(Extracted data entries)

━━━━━━━━━━━━━━━━━━━━━━━━━━━━━━

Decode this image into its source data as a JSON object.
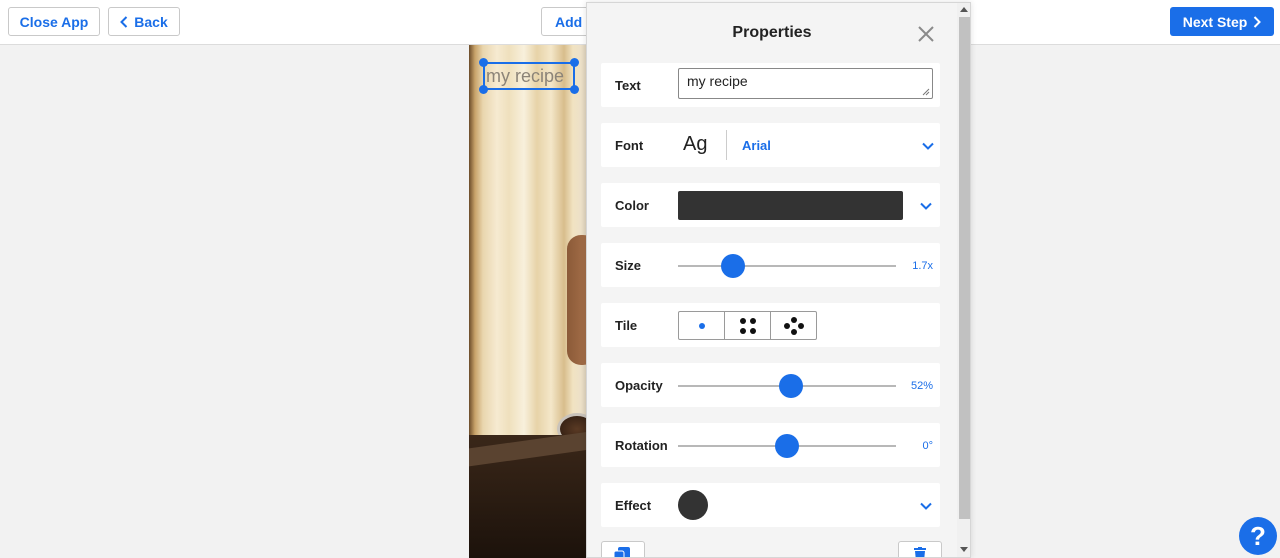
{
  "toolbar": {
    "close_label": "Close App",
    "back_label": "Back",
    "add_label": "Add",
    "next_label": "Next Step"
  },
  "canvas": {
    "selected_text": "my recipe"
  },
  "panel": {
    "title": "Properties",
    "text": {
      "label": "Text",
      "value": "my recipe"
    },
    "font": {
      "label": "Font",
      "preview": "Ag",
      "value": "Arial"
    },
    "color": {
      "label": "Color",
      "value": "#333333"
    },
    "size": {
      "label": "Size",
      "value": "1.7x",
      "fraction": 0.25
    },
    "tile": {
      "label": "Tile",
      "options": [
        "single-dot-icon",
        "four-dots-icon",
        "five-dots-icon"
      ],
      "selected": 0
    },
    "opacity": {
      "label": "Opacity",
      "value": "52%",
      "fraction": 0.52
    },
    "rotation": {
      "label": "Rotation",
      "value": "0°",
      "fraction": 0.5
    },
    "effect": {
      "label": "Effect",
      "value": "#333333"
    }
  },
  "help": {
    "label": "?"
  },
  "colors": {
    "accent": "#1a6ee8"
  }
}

━━━━━━━━━━━━━━━━━━━━━━━━━━━━━━

(GOAL): Images in the records should not be copied. Repeat all the rest exactly.

(CORRECT OUTPUT):
Decode this image into its source data as a JSON object.
{
  "toolbar": {
    "close_label": "Close App",
    "back_label": "Back",
    "add_label": "Add",
    "next_label": "Next Step"
  },
  "canvas": {
    "selected_text": "my recipe"
  },
  "panel": {
    "title": "Properties",
    "text": {
      "label": "Text",
      "value": "my recipe"
    },
    "font": {
      "label": "Font",
      "preview": "Ag",
      "value": "Arial"
    },
    "color": {
      "label": "Color",
      "value": "#333333"
    },
    "size": {
      "label": "Size",
      "value": "1.7x",
      "fraction": 0.25
    },
    "tile": {
      "label": "Tile",
      "options": [
        "single-dot-icon",
        "four-dots-icon",
        "five-dots-icon"
      ],
      "selected": 0
    },
    "opacity": {
      "label": "Opacity",
      "value": "52%",
      "fraction": 0.52
    },
    "rotation": {
      "label": "Rotation",
      "value": "0°",
      "fraction": 0.5
    },
    "effect": {
      "label": "Effect",
      "value": "#333333"
    }
  },
  "help": {
    "label": "?"
  },
  "colors": {
    "accent": "#1a6ee8"
  }
}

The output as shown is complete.